OPENING OF NEW SCHOOL AT PENYCAE 1909.
Monday 4th January will long be remembered in the annals of Penycae. To most the inhabitants it was the day of the realisation of their educational vision the culmination of their desires and the materialisation of their wishes.
All along the years have the nonconformists of the parish had to send their children to a church school, to a school standing for principles which the soul of the stout Penycae Nonconformist abhorred. Belonging to that class known in political phraseology, as “The single school area” it has for the past twenty years been the only school available to the parishioners.
In some cases, however, the parents revolted by sending their children to Acrefair and Rhos Council schools. This proved to be the thin end of the wedge. Owing to the overcrowding at Acrefair and Rhos, the old-School Board, began to think of the possibilities of erecting a school in Penycae to which parents could send their children without outraging their consciences. In those days, however, the chances were very feeble and remote.
Many were the fierce controversies in the deliberating room of the Board, that raged round the name of the little village and at the end of every discussion the claims of Penycae could be seen in clearer relief. The Rev W. B. Jones, with all the force of his ardent Celtic temperament, and impassioned speeches, took every opportunity of keeping the question before the notice of Board and public and declared time after time, with hands upraised, that he would live to see a handsome Council School in the village.
Events have borne out Mr Jones’ prediction, and the villagers turned out in large numbers to celebrate the opening ceremony. The building is a handsome edifice built by Mr Isaac Jenkins, Johnstown. The cost was £3,400. The special grants to Wales made by Mr McKenna has helped to build the school. It is delightfully situated on a site commanding an extensive view of the vales of Llangollen and Maelor, and is swept by healthy breezes from the mountains.
The playground is large and roomy, and the Sanitary arrangements are very satisfactory. In contrast to the confined playgrounds and germ laden atmosphere of the old type of school, juvenile life in the new school should be healthy and joyful. The ringing of the school bell on Monday afternoon was the signal for the ceremony to commence. By three o’clock the schoolyard was well filled. Mr Hem- merde, K.C. M.P., was presented by Mr John Thomas with the key, and immediately the door was flung open, loud cries of Hurrah” were given.
Mr JOHN THOMAS presided at the afternoon meeting. He said that now their dreams had been realised, words failed to express the joy in their hearts. They had fought many hard battles in the past; they had sown on stony ground for many years but at length they came in for their reward. They had broken their bonds and stepped into the promised land. (Cheers) There were those lying in the grave hard by whose hearts would throb with thankfulness and thrill with pride could they but witness the proceedings of that afternoon.He hoped the school would be a great success.
Mr SIMON JONES, Wrexham, said he was proud to be present on such an occasion. The handsome building so magnificently situated would go a long way to make the children of Penycae healthy and vigorous. The old school had long been out of date as also was the system of trying to combine sectarian teaching with popular education maintainance out of the rates.

| DATASET RECORDS |

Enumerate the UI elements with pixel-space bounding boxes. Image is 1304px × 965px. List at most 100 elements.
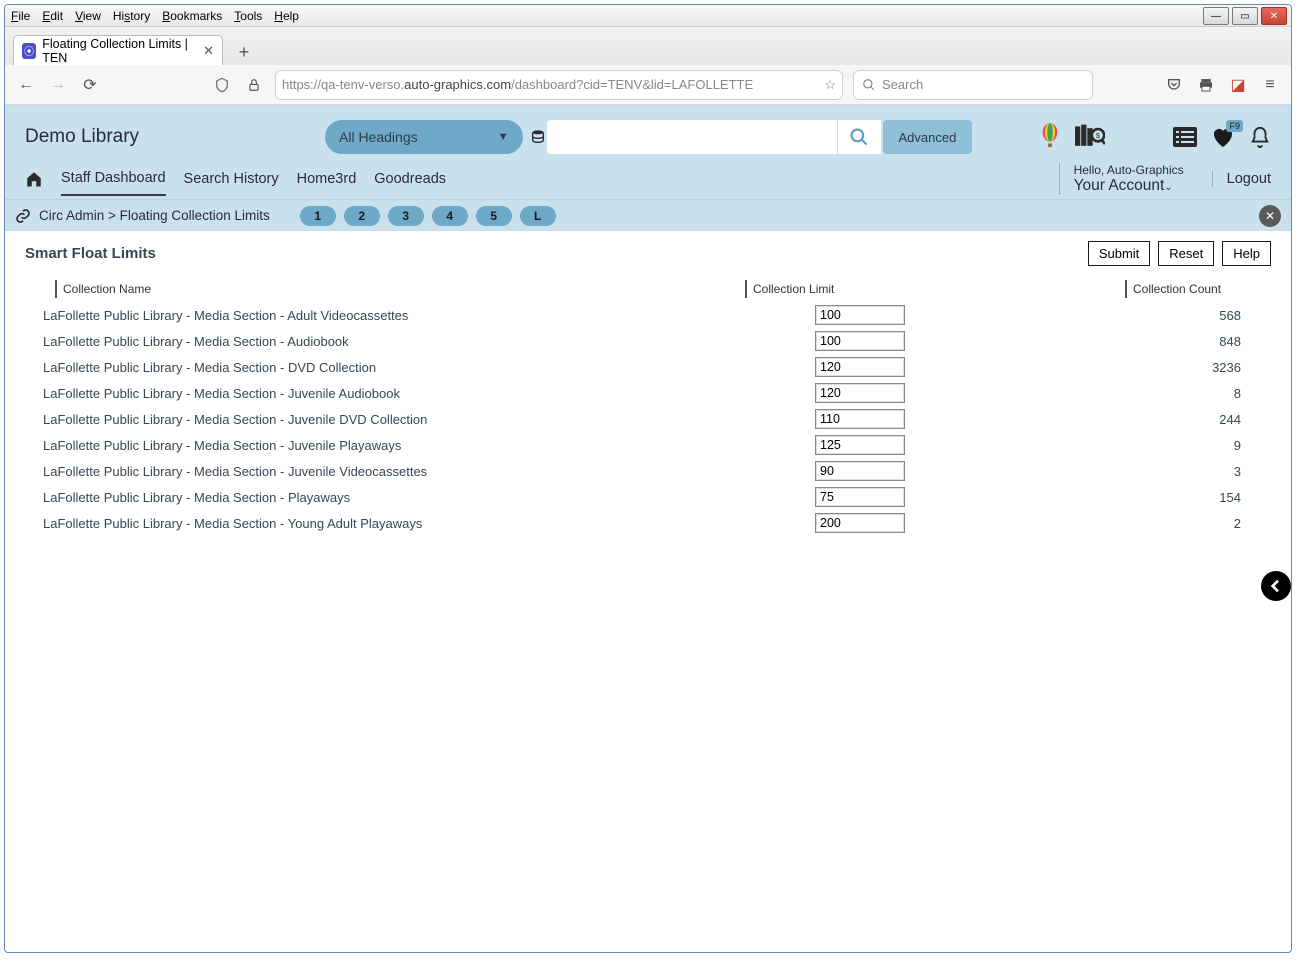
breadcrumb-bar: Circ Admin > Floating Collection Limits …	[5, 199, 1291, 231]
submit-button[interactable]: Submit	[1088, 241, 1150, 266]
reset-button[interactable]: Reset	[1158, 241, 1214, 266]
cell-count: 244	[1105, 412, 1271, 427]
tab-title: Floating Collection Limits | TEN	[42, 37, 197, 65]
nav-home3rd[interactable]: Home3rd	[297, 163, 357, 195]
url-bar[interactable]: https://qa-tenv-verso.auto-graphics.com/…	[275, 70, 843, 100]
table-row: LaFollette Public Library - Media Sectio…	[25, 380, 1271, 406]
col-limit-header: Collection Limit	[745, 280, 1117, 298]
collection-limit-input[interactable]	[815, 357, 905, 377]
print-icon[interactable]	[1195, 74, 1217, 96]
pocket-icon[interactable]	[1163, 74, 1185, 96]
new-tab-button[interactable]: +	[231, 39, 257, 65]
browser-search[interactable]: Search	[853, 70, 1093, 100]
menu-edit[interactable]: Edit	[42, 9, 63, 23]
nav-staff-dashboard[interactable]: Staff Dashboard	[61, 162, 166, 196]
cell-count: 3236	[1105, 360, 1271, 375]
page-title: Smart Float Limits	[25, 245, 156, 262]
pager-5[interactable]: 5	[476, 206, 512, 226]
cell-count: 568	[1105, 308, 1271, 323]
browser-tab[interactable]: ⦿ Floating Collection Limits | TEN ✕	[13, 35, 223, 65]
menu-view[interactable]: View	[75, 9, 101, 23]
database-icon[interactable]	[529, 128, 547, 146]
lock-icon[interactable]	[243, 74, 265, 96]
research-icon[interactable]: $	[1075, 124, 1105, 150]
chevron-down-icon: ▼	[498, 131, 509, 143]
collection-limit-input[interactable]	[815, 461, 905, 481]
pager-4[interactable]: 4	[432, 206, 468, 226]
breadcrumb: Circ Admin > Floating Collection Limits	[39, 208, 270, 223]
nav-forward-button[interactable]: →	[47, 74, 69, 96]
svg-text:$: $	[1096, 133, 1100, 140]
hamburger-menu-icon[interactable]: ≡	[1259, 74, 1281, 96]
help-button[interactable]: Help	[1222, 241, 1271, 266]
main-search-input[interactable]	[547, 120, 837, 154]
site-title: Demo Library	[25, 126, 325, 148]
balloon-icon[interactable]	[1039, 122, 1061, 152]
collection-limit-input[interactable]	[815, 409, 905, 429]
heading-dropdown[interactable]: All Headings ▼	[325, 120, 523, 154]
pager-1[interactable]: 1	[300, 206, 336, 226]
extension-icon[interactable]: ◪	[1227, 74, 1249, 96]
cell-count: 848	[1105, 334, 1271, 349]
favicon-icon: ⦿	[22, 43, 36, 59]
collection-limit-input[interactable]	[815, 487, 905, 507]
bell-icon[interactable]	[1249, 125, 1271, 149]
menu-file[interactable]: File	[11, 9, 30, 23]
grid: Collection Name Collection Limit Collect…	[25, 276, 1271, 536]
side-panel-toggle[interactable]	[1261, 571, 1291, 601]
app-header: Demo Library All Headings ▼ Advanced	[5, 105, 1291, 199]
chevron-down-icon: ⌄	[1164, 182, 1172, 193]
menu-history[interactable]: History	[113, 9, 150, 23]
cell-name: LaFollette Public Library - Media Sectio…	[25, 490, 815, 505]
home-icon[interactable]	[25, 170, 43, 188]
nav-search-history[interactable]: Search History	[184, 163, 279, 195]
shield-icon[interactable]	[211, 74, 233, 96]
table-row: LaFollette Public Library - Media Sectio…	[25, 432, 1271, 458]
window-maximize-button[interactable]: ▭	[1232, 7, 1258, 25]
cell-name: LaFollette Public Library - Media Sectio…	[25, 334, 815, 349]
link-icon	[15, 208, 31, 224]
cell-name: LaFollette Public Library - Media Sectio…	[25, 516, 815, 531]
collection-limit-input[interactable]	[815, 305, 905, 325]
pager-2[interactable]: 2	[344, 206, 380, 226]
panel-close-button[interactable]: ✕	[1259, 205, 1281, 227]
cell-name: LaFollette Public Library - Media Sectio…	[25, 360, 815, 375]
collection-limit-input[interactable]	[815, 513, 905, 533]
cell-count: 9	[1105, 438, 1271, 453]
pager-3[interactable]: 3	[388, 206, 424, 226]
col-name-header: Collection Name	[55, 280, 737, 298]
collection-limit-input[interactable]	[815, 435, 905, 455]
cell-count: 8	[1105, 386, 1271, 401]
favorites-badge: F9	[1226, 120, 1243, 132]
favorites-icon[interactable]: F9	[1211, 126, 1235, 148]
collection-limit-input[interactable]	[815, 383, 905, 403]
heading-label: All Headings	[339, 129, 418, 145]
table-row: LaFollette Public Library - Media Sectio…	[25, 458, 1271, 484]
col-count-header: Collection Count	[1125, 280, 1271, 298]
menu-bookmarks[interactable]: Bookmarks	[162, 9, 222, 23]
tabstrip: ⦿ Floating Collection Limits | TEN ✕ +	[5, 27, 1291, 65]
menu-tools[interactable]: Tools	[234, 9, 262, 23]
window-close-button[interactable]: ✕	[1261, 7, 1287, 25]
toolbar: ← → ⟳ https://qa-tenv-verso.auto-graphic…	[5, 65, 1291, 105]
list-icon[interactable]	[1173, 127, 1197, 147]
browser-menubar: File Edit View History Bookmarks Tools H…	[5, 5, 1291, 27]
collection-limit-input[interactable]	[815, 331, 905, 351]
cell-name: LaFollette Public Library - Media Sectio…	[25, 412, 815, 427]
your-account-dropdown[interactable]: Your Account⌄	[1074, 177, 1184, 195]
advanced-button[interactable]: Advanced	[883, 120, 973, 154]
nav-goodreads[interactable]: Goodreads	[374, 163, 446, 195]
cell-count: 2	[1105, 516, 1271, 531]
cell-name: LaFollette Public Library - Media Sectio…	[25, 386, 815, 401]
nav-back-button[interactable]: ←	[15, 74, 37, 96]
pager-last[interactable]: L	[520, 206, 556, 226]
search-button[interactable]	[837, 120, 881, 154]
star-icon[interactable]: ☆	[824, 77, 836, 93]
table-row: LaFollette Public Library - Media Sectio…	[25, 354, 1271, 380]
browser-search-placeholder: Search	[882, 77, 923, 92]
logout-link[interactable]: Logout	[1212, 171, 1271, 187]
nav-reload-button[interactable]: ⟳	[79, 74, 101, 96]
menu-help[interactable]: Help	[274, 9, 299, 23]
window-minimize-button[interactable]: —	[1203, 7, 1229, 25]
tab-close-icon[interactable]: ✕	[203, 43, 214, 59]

* * *

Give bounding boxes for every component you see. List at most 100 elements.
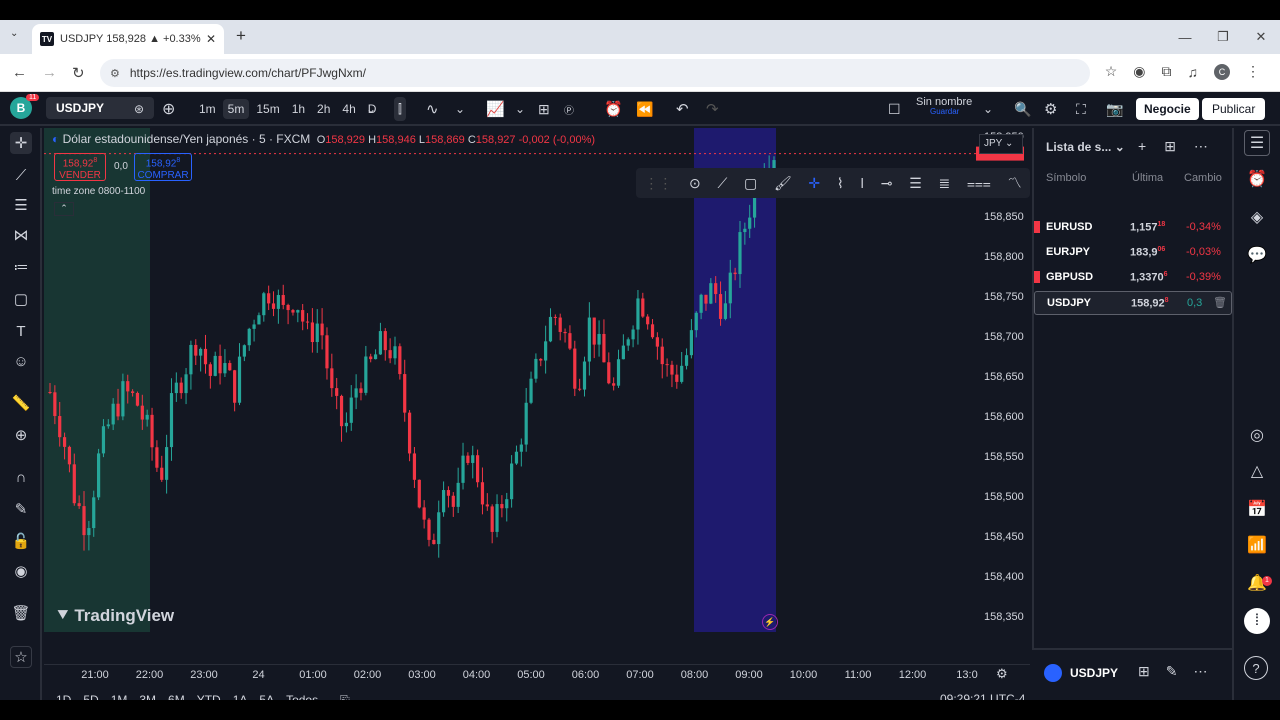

| YOUR TASKS |
A: Render the records from the line containing "Enumerate the UI" through the line containing "412, 1271, 427]" as a numbered list with no blank lines, and leave out the pictures.
B: Continue the account of the 1909 opening of the new school at Penycae from where it stops.

| EXPECTED ANSWERS |
A:
1. Enumerate the UI elements with pixel-space bounding boxes. Image is 1304px × 965px. List at most 100 elements.
2. breadcrumb-bar: Circ Admin > Floating Collection Limits …	[5, 199, 1291, 231]
3. submit-button[interactable]: Submit	[1088, 241, 1150, 266]
4. reset-button[interactable]: Reset	[1158, 241, 1214, 266]
5. cell-count: 244	[1105, 412, 1271, 427]

B:
Now his mind carried him
BACK TO THE EARLY FORTIES when he was a happy youngster at Onen- fechan, his old home. In those days, the means of scraping knowledge was very primitive indeed. He attended a dame school at the Booth, and learned to read and write by the instruction of a woman, who perhaps, would be busy peeling potatoes in her own kitchen.
After a course of instruction at the hands of the old dame, he came to Penycae and joined the classes held in the old Baptist chapel yard, where they laboured at their lessons under Richard Hughes. There was another dame school at that time in the district the one in Rhos. It was situated where the Rev R. Roberts then lived, and had a capable schoolmistress in the person of Charlotte Rowlands.
Afterwards was built the church school on the Wern, and he attended there for a while. Later on, he attended a school at Wrexham, walking five miles’ night and morning to do so. The teaching, walking, and many fights on the way did him much good and helped to make a man of him. Nowadays! however, scholars had glorious opportunities.
Let the boys of Penycae be not afraid of hitching their wagon to the brightest star they could single out. As their birthright, they had the means of scaling the dizzy heights that led to the high places in the land.
Mr CHRISTMAS JONES said the school was a credit to both builder and architect. It was a substantial as well as a handsome school.
He congratulated the parishioners of Penycae on its possession. Miss GEE, Denbigh, said she had gained not a little experience in Welsh matters through accompanying her late father. Wales in one respect differed from other countries in its ideals. In the education ladder, it started from the top instead of the bottom. It took good care to provide colleges, so that efficient teachers could be turned out to teach in the elementary and secondary schools.
The present Welsh education ladder made it possible for any Welsh girl or boy to climb to the top. It wanted not only brains to climb, but also grit and determination, perseverance and hard work. The lesson of the hare and the tortoise still held good. She urged parents to encourage their children in their tasks, and not to be in too much of a hurry to withdraw them from school.
The Rev E. K. JONES, Brymbo, said he was proud to see the world opening to the sons and daughters of their native hills.
The new school he hoped, would prove to be the first rung in the ladder for the bright sons of Penycae. On the motion of Mr A. Tompkins, seconded by the Rev W. B. Jones and supported by Mr P. Pickering, the usual vote of thanks was passed. An excellent tea was provided in the schools by a committee of ladies.
Mr HEMMERDE, M.P., said that one of the main interests to him in being present lay in the reflection that there were in the country, no fewer than 7,000 parishes in which there was only one school, and that a Church school, where the Catechism was taught, and where dogma was often thrown upon the children of parents who were most unwilling that their children should attend that sort of instruction.
This great question had been fought out in the country, and the logical result was a system of universal Council Schools. They could not go on year after year fighting amongst themselves about what people pleased to call religion, but which often had no connection with religion at all. He would ask any member of the House of Commons to tell his constituents whether the great public schools of England had ever been interfered with in the way people wanted to interfere with the elementary schools.
How careful some people seemed to be of the morals of the poor. The ordinary layman was in favour of the best possible secular teaching, and simple Bible teaching. So far as the laity and public were concerned there was no quarrel whatever about the matter.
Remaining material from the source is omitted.